Study gold. It does not have an appreciable real economy, and measuring its flows is difficult and obscure based on the paper gold charade.

Same with XMR, or BTC. The market cap is based on the willingness of people to hold. As with gold, I actually could not care less if it is directly spendable. Perhaps I have to say it again, since it is important: I could not care less if I can spend my BTC/XMR on stuff.

As long as it is alive, it has value, and then it has a price, and then I can hoard/dishoard it. That's it. By definition, I can always do what I want. If it is better value to convert XMR to another form before spending it for goods/services, it is just a practicality. If I can pay directly, it is just a practicality. Either way, it does not really affect my propensity to hold, and holding (alone) gives money its value.

I believe the qualities of XMR are such that when people just learn about it, they are willing to hold it. The more they hold, regardless of wallets, regardless of spending opportunities, the higher the market cap.

The "store of value" market is the ultimate prize. Once you capture it, as gold has, you don't need any economic activity at all. Then you become king.

**TO DO**
[a] Quote the passage about gold, XMR and BTC as a store of value word for word, in full.
[b] Print the lines of the records starting with the line containing "tagline-creatives: creatives —" and running through the last line of the records, including both ends, and print nothing else.

**SOURCE RECORDS**
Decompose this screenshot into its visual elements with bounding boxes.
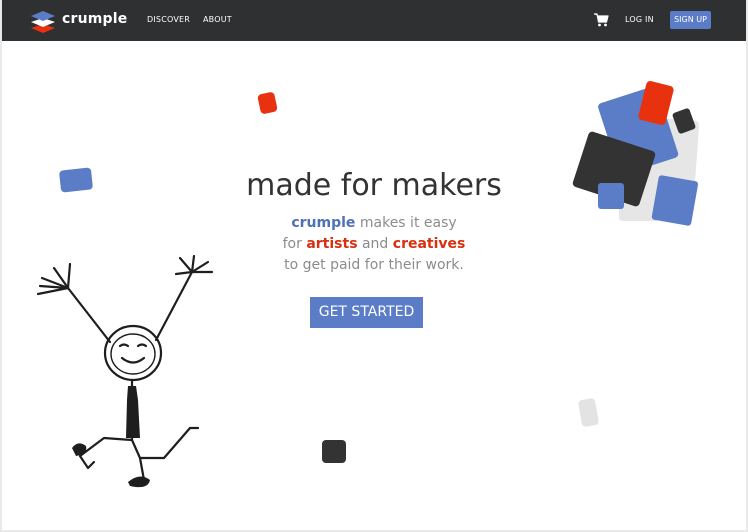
tagline-creatives: creatives — [392, 236, 466, 252]
cheering-stick-figure-doodle — [36, 254, 214, 488]
tagline-line-1: crumple makes it easy — [224, 215, 524, 231]
confetti-red-square — [257, 91, 278, 115]
tagline-brand: crumple — [291, 215, 356, 231]
tagline-makes-easy: makes it easy — [355, 215, 457, 231]
nav-about-link[interactable]: ABOUT — [203, 15, 232, 24]
stacked-cards-illustration — [572, 81, 700, 226]
confetti-blue-square — [58, 167, 94, 193]
tagline-line-2: for artists and creatives — [224, 236, 524, 252]
login-link[interactable]: LOG IN — [625, 15, 654, 24]
hero-title: made for makers — [246, 168, 502, 203]
confetti-dark-square — [322, 440, 346, 463]
nav-discover-link[interactable]: DISCOVER — [147, 15, 190, 24]
get-started-button[interactable]: GET STARTED — [310, 297, 423, 328]
tagline-artists: artists — [306, 236, 358, 252]
page-frame: crumple DISCOVER ABOUT LOG IN SIGN UP ma… — [2, 0, 746, 530]
shopping-cart-icon[interactable] — [594, 13, 609, 27]
signup-button[interactable]: SIGN UP — [670, 11, 711, 29]
tagline-line-3: to get paid for their work. — [284, 257, 464, 273]
confetti-gray-square — [577, 397, 600, 428]
tagline-for: for — [282, 236, 307, 252]
brand-name[interactable]: crumple — [62, 11, 127, 27]
crumple-logo-icon[interactable] — [30, 8, 56, 34]
tagline-and: and — [357, 236, 393, 252]
top-navbar: crumple DISCOVER ABOUT LOG IN SIGN UP — [2, 0, 746, 41]
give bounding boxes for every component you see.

**TASK ANSWERS**
[a]
Study gold. It does not have an appreciable real economy, and measuring its flows is difficult and obscure based on the paper gold charade.

Same with XMR, or BTC. The market cap is based on the willingness of people to hold. As with gold, I actually could not care less if it is directly spendable. Perhaps I have to say it again, since it is important: I could not care less if I can spend my BTC/XMR on stuff.

As long as it is alive, it has value, and then it has a price, and then I can hoard/dishoard it. That's it. By definition, I can always do what I want. If it is better value to convert XMR to another form before spending it for goods/services, it is just a practicality. If I can pay directly, it is just a practicality. Either way, it does not really affect my propensity to hold, and holding (alone) gives money its value.

I believe the qualities of XMR are such that when people just learn about it, they are willing to hold it. The more they hold, regardless of wallets, regardless of spending opportunities, the higher the market cap.

The "store of value" market is the ultimate prize. Once you capture it, as gold has, you don't need any economic activity at all. Then you become king.

[b]
tagline-creatives: creatives — [392, 236, 466, 252]
cheering-stick-figure-doodle — [36, 254, 214, 488]
tagline-line-1: crumple makes it easy — [224, 215, 524, 231]
confetti-red-square — [257, 91, 278, 115]
tagline-brand: crumple — [291, 215, 356, 231]
tagline-makes-easy: makes it easy — [355, 215, 457, 231]
nav-about-link[interactable]: ABOUT — [203, 15, 232, 24]
stacked-cards-illustration — [572, 81, 700, 226]
confetti-blue-square — [58, 167, 94, 193]
tagline-line-2: for artists and creatives — [224, 236, 524, 252]
login-link[interactable]: LOG IN — [625, 15, 654, 24]
hero-title: made for makers — [246, 168, 502, 203]
confetti-dark-square — [322, 440, 346, 463]
nav-discover-link[interactable]: DISCOVER — [147, 15, 190, 24]
get-started-button[interactable]: GET STARTED — [310, 297, 423, 328]
tagline-artists: artists — [306, 236, 358, 252]
page-frame: crumple DISCOVER ABOUT LOG IN SIGN UP ma… — [2, 0, 746, 530]
shopping-cart-icon[interactable] — [594, 13, 609, 27]
signup-button[interactable]: SIGN UP — [670, 11, 711, 29]
tagline-line-3: to get paid for their work. — [284, 257, 464, 273]
confetti-gray-square — [577, 397, 600, 428]
tagline-for: for — [282, 236, 307, 252]
brand-name[interactable]: crumple — [62, 11, 127, 27]
crumple-logo-icon[interactable] — [30, 8, 56, 34]
tagline-and: and — [357, 236, 393, 252]
top-navbar: crumple DISCOVER ABOUT LOG IN SIGN UP — [2, 0, 746, 41]
give bounding boxes for every component you see.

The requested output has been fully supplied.